▶ _WHAT YOU WILL DO_:
Locate the lines that hold the string "растительное". Copy every such line.

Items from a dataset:
···
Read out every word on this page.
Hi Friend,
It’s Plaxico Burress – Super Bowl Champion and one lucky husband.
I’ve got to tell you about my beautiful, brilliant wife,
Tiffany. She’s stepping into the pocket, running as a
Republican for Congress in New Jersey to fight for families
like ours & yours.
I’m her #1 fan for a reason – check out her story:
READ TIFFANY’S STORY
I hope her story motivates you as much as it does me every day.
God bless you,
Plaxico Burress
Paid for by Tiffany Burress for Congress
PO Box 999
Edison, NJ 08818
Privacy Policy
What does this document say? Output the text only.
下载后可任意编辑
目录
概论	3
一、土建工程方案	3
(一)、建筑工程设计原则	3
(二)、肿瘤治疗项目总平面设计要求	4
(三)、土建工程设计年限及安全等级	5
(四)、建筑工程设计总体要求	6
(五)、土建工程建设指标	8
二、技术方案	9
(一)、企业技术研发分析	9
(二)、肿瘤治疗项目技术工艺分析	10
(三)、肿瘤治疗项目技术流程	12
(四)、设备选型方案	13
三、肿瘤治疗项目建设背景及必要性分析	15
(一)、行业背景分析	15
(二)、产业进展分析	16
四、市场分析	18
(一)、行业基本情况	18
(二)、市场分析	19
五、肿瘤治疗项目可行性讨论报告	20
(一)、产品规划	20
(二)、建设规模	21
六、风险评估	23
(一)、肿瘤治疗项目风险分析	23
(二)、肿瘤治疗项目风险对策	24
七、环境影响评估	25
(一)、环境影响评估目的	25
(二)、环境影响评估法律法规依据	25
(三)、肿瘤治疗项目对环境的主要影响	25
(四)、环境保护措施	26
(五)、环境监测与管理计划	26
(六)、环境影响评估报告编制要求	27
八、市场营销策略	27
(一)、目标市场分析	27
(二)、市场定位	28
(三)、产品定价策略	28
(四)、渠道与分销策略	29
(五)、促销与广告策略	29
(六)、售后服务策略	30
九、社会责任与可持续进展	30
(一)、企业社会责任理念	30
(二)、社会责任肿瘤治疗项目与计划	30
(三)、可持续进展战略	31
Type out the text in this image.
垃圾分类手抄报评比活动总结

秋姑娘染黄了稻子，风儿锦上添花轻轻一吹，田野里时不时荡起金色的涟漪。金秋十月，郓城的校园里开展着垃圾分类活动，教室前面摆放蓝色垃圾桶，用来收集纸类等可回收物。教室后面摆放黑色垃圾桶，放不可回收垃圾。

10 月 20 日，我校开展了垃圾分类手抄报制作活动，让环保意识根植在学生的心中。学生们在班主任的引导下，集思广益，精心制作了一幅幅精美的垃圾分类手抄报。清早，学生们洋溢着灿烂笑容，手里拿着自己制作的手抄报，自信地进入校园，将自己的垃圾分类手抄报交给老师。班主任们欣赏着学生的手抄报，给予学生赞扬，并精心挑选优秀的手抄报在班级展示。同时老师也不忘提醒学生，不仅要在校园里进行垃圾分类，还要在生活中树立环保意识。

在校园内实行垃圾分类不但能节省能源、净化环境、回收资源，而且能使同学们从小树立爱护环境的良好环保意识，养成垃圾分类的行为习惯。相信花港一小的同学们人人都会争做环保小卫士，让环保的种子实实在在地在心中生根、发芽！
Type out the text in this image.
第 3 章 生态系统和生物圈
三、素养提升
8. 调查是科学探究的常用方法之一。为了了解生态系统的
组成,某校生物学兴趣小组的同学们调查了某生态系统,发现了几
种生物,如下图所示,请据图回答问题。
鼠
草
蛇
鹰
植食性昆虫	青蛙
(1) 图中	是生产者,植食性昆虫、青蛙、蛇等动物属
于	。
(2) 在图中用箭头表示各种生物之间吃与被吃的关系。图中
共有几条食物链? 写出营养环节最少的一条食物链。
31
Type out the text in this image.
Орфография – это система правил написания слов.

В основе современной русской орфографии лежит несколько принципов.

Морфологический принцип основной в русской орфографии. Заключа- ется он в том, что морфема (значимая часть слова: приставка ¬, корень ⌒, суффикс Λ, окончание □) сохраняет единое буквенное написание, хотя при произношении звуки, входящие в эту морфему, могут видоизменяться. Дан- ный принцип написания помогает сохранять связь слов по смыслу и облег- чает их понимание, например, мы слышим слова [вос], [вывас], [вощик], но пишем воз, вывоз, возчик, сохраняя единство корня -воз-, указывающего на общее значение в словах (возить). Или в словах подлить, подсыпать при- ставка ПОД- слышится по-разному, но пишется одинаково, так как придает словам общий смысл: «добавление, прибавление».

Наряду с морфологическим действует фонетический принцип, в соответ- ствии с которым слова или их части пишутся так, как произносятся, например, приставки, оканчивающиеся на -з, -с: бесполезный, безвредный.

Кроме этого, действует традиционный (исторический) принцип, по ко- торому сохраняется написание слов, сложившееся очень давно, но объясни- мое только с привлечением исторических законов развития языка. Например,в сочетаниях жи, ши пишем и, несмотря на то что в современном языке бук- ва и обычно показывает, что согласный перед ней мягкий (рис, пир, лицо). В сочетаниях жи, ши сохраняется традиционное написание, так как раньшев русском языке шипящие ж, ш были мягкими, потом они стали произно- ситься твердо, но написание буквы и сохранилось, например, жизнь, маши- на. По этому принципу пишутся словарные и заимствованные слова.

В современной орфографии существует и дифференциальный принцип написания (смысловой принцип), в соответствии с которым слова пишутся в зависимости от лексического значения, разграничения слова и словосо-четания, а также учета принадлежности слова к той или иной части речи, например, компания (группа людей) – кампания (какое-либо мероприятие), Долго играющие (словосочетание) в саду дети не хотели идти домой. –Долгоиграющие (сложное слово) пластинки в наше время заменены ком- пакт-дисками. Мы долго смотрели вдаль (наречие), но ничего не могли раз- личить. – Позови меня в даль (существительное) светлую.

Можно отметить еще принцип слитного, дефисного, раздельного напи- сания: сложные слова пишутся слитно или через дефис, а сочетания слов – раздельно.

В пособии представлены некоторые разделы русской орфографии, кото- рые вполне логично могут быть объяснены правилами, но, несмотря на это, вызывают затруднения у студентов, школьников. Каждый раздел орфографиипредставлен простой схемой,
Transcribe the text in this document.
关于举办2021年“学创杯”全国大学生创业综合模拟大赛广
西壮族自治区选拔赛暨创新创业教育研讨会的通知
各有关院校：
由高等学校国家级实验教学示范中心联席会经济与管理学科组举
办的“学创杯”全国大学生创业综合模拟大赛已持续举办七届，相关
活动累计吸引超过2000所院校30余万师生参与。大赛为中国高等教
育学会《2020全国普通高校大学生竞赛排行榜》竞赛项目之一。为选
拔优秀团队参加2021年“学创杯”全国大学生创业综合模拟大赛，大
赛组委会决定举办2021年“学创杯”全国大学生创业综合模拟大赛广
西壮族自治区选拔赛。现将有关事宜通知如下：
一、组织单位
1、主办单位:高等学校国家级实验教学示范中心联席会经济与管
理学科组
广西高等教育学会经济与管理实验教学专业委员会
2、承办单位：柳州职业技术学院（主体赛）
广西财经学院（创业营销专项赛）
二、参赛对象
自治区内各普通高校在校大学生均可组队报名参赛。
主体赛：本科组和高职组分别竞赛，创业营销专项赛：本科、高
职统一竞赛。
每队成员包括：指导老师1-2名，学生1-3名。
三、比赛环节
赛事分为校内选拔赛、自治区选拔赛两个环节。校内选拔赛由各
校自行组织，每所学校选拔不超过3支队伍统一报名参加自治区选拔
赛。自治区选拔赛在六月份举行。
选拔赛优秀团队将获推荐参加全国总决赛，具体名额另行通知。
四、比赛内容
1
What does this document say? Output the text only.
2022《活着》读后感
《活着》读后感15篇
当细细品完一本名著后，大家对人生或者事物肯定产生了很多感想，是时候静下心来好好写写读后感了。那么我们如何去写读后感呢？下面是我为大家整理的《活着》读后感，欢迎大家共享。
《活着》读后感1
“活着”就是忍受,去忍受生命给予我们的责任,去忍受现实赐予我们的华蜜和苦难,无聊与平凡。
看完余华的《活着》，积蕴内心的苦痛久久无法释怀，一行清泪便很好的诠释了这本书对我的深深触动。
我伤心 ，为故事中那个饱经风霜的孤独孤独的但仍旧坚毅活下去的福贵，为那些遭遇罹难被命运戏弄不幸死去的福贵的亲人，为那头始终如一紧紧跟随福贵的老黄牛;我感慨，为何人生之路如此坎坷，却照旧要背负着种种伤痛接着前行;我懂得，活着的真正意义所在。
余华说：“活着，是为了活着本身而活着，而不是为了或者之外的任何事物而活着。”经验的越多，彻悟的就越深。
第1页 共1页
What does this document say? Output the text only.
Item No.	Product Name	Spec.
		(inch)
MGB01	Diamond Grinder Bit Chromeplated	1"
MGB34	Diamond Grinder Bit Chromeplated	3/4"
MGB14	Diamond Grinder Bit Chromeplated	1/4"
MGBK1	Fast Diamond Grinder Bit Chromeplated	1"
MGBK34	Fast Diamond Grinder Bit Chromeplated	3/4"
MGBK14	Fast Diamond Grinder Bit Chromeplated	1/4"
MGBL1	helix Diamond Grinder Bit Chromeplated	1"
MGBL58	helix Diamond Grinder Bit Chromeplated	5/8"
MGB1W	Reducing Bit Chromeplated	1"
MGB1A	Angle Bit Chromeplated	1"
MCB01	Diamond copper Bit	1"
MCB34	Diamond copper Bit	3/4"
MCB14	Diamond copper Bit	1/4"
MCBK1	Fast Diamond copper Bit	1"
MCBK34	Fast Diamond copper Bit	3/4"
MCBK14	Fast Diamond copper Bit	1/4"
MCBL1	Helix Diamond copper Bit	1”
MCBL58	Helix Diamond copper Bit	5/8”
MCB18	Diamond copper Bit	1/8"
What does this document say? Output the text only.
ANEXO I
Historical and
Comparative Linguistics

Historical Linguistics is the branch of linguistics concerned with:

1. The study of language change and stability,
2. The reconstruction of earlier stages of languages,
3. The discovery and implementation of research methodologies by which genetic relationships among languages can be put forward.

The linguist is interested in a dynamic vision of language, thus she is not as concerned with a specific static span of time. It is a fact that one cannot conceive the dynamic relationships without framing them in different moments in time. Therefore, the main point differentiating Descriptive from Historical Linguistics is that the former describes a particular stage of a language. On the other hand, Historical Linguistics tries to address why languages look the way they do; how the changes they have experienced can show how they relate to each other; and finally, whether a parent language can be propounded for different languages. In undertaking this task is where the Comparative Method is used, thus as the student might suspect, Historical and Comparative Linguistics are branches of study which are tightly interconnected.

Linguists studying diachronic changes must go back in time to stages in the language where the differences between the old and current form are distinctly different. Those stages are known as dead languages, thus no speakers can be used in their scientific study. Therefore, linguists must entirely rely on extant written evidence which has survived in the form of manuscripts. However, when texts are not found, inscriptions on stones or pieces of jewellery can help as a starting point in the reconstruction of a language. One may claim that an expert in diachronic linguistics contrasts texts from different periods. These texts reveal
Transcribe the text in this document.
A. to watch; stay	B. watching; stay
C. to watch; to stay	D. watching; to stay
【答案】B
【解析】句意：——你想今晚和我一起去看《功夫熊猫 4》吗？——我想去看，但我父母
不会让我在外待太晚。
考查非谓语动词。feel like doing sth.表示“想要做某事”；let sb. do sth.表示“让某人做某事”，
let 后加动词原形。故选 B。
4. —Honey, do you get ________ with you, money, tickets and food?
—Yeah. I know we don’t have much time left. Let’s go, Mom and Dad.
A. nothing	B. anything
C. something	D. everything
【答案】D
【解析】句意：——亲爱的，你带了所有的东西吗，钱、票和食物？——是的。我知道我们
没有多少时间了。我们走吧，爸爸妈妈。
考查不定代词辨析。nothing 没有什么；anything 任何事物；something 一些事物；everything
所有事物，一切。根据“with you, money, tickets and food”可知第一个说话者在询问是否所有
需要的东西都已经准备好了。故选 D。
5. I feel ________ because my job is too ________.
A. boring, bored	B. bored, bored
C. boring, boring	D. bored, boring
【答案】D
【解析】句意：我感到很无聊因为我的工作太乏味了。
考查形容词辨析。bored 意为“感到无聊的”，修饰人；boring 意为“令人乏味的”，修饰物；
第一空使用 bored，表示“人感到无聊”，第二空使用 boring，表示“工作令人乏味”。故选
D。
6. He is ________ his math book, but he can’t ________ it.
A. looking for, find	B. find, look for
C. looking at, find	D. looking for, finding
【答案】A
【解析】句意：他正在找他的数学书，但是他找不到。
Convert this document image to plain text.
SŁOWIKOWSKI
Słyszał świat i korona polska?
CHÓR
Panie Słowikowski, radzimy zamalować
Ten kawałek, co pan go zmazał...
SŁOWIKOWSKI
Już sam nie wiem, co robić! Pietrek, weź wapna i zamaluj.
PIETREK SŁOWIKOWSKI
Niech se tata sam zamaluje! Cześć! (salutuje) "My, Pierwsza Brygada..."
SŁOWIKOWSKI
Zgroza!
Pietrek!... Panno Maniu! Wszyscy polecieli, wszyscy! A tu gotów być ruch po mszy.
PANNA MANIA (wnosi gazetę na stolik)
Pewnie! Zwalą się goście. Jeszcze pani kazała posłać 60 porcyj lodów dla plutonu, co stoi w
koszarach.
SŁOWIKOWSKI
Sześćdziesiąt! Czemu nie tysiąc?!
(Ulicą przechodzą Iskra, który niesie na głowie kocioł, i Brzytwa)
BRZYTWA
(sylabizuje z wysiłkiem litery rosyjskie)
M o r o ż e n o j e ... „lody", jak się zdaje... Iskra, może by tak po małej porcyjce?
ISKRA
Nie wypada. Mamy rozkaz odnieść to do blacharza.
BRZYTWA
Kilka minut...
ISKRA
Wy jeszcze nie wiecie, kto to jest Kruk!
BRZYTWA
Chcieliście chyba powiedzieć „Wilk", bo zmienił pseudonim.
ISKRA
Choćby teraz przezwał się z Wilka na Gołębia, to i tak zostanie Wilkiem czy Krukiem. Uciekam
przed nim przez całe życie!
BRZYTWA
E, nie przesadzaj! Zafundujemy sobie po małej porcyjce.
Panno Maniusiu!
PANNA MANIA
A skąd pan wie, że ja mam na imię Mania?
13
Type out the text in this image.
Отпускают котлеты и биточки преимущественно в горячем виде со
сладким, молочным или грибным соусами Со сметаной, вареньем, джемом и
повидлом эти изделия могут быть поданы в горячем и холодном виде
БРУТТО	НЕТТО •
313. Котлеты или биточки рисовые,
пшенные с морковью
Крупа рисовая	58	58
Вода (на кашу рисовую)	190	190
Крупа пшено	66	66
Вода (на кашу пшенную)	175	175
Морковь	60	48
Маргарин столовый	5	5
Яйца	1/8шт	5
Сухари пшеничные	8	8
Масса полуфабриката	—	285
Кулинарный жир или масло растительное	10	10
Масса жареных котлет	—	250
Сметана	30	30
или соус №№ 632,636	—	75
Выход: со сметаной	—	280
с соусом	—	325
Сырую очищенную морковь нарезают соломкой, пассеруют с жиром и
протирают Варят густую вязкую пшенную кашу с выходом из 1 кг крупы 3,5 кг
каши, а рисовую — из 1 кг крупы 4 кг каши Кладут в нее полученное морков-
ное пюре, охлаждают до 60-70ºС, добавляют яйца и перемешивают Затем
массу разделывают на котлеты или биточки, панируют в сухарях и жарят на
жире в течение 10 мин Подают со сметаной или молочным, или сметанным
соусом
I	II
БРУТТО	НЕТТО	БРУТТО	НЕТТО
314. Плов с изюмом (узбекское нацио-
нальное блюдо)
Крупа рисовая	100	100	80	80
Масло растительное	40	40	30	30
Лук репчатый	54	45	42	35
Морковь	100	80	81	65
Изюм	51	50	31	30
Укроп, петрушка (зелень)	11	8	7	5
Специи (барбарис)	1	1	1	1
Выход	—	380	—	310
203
···
▶ _RESPONSE FOR THIS EXERCISE_:
Кулинарный жир или масло растительное	10	10
Масло растительное	40	40	30	30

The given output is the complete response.